'''

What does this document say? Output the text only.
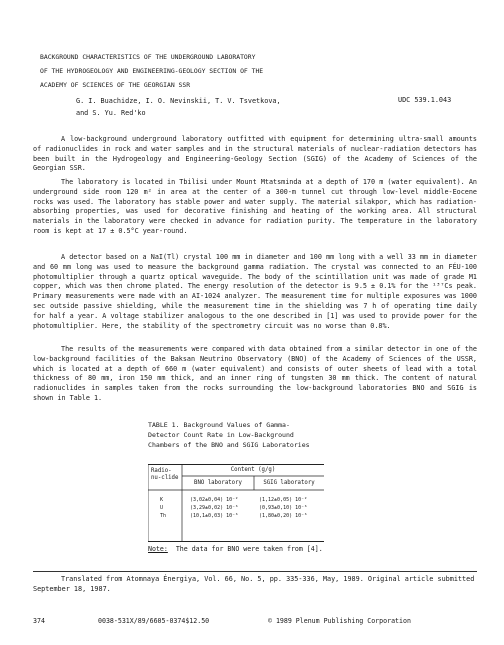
BACKGROUND CHARACTERISTICS OF THE UNDERGROUND LABORATORY
OF THE HYDROGEOLOGY AND ENGINEERING-GEOLOGY SECTION OF THE
ACADEMY OF SCIENCES OF THE GEORGIAN SSR
G. I. Buachidze, I. O. Nevinskii, T. V. Tsvetkova,
and S. Yu. Red'ko
UDC 539.1.043

A low-background underground laboratory outfitted with equipment for determining ultra-small amounts of radionuclides in rock and water samples and in the structural materials of nuclear-radiation detectors has been built in the Hydrogeology and Engineering-Geology Section (SGIG) of the Academy of Sciences of the Georgian SSR.

The laboratory is located in Tbilisi under Mount Mtatsminda at a depth of 170 m (water equivalent). An underground side room 120 m² in area at the center of a 300-m tunnel cut through low-level middle-Eocene rocks was used. The laboratory has stable power and water supply. The material silakpor, which has radiation-absorbing properties, was used for decorative finishing and heating of the working area. All structural materials in the laboratory were checked in advance for radiation purity. The temperature in the laboratory room is kept at 17 ± 0.5°C year-round.

A detector based on a NaI(Tl) crystal 100 mm in diameter and 100 mm long with a well 33 mm in diameter and 60 mm long was used to measure the background gamma radiation. The crystal was connected to an FÉU-100 photomultiplier through a quartz optical waveguide. The body of the scintillation unit was made of grade M1 copper, which was then chrome plated. The energy resolution of the detector is 9.5 ± 0.1% for the ¹³⁷Cs peak. Primary measurements were made with an AI-1024 analyzer. The measurement time for multiple exposures was 1000 sec outside passive shielding, while the measurement time in the shielding was 7 h of operating time daily for half a year. A voltage stabilizer analogous to the one described in [1] was used to provide power for the photomultiplier. Here, the stability of the spectrometry circuit was no worse than 0.8%.

The results of the measurements were compared with data obtained from a similar detector in one of the low-background facilities of the Baksan Neutrino Observatory (BNO) of the Academy of Sciences of the USSR, which is located at a depth of 660 m (water equivalent) and consists of outer sheets of lead with a total thickness of 80 mm, iron 150 mm thick, and an inner ring of tungsten 30 mm thick. The content of natural radionuclides in samples taken from the rocks surrounding the low-background laboratories BNO and SGIG is shown in Table 1.

TABLE 1. Background Values of Gamma-Detector Count Rate in Low-Background Chambers of the BNO and SGIG Laboratories
Radio-nu-clide
Content (g/g)
BNO laboratory	SGIG laboratory
K	(3,02±0,04) 10⁻²	(1,12±0,05) 10⁻²
U	(3,29±0,02) 10⁻⁶	(0,93±0,10) 10⁻⁶
Th	(10,1±0,03) 10⁻⁶	(1,80±0,20) 10⁻⁶
Note: The data for BNO were taken from [4].
Translated from Atomnaya Énergiya, Vol. 66, No. 5, pp. 335-336, May, 1989. Original article submitted September 18, 1987.
374	0038-531X/89/6605-0374$12.50	© 1989 Plenum Publishing Corporation
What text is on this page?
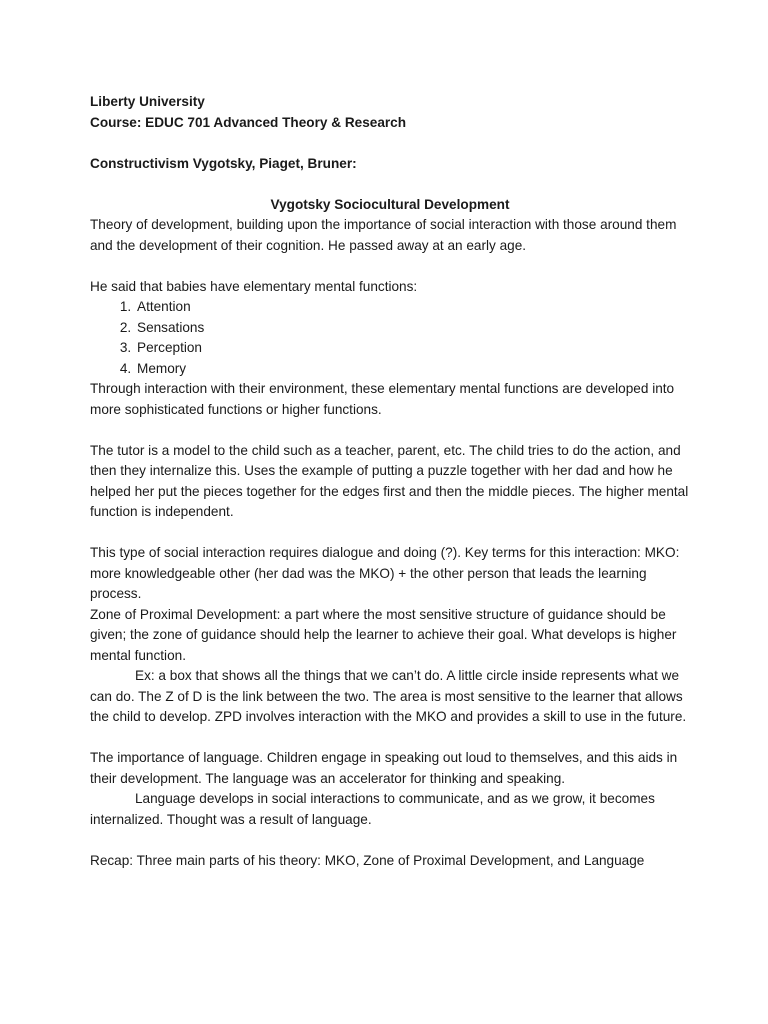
Liberty University

Course: EDUC 701 Advanced Theory & Research

Constructivism Vygotsky, Piaget, Bruner:

Vygotsky Sociocultural Development

Theory of development, building upon the importance of social interaction with those around them and the development of their cognition. He passed away at an early age.

He said that babies have elementary mental functions:

1. Attention
2. Sensations
3. Perception
4. Memory

Through interaction with their environment, these elementary mental functions are developed into more sophisticated functions or higher functions.

The tutor is a model to the child such as a teacher, parent, etc. The child tries to do the action, and then they internalize this. Uses the example of putting a puzzle together with her dad and how he helped her put the pieces together for the edges first and then the middle pieces. The higher mental function is independent.

This type of social interaction requires dialogue and doing (?). Key terms for this interaction: MKO: more knowledgeable other (her dad was the MKO) + the other person that leads the learning process.

Zone of Proximal Development: a part where the most sensitive structure of guidance should be given; the zone of guidance should help the learner to achieve their goal. What develops is higher mental function.

Ex: a box that shows all the things that we can’t do. A little circle inside represents what we can do. The Z of D is the link between the two. The area is most sensitive to the learner that allows the child to develop. ZPD involves interaction with the MKO and provides a skill to use in the future.

The importance of language. Children engage in speaking out loud to themselves, and this aids in their development. The language was an accelerator for thinking and speaking.

Language develops in social interactions to communicate, and as we grow, it becomes internalized. Thought was a result of language.

Recap: Three main parts of his theory: MKO, Zone of Proximal Development, and Language
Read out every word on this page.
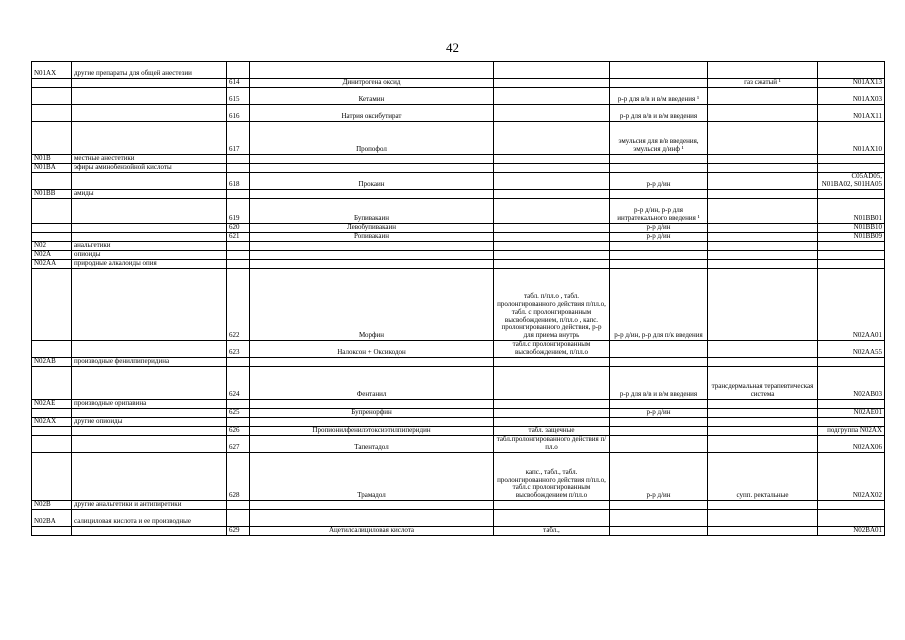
42
N01AX	другие препараты для общей анестезии						
		614	Динитрогена оксид			газ сжатый ¹	N01AX13
		615	Кетамин		р-р для в/в и в/м введения ¹		N01AX03
		616	Натрия оксибутират		р-р для в/в и в/м введения		N01AX11
		617	Пропофол		эмульсия для в/в введения, эмульсия д/инф ¹		N01AX10
N01B	местные анестетики						
N01BA	эфиры аминобензойной кислоты						
		618	Прокаин		р-р д/ин		C05AD05, N01BA02, S01HA05
N01BB	амиды						
		619	Бупивакаин		р-р д/ин, р-р для интратекального введения ¹		N01BB01
		620	Левобупивакаин		р-р д/ин		N01BB10
		621	Ропивакаин		р-р д/ин		N01BB09
N02	анальгетики						
N02A	опиоиды						
N02AA	природные алкалоиды опия						
		622	Морфин	табл. п/пл.о , табл. пролонгированного действия п/пл.о, табл. с пролонгированным высвобождением, п/пл.о , капс. пролонгированного действия, р-р для приема внутрь	р-р д/ин, р-р для п/к введения		N02AA01
		623	Налоксон + Оксикодон	табл.с пролонгированным высвобождением, п/пл.о			N02AA55
N02AB	производные фенилпиперидина						
		624	Фентанил		р-р для в/в и в/м введения	трансдермальная терапевтическая система	N02AB03
N02AE	производные орипавина						
		625	Бупренорфин		р-р д/ин		N02AE01
N02AX	другие опиоиды						
		626	Пропионилфенилэтоксиэтилпиперидин	табл. защечные			подгруппа N02AX
		627	Тапентадол	табл.пролонгированного действия п/пл.о			N02AX06
		628	Трамадол	капс., табл., табл. пролонгированного действия п/пл.о, табл.с пролонгированным высвобождением п/пл.о	р-р д/ин	супп. ректальные	N02AX02
N02B	другие анальгетики и антипиретики						
N02BA	салициловая кислота и ее производные						
		629	Ацетилсалициловая кислота	табл.,			N02BA01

'''

From the listing above, copy every line that holds the string "пролонгированным".

#### SOLUTION FOR THIS EXERCISE
		622	Морфин	табл. п/пл.о , табл. пролонгированного действия п/пл.о, табл. с пролонгированным высвобождением, п/пл.о , капс. пролонгированного действия, р-р для приема внутрь	р-р д/ин, р-р для п/к введения		N02AA01
		623	Налоксон + Оксикодон	табл.с пролонгированным высвобождением, п/пл.о			N02AA55
		628	Трамадол	капс., табл., табл. пролонгированного действия п/пл.о, табл.с пролонгированным высвобождением п/пл.о	р-р д/ин	супп. ректальные	N02AX02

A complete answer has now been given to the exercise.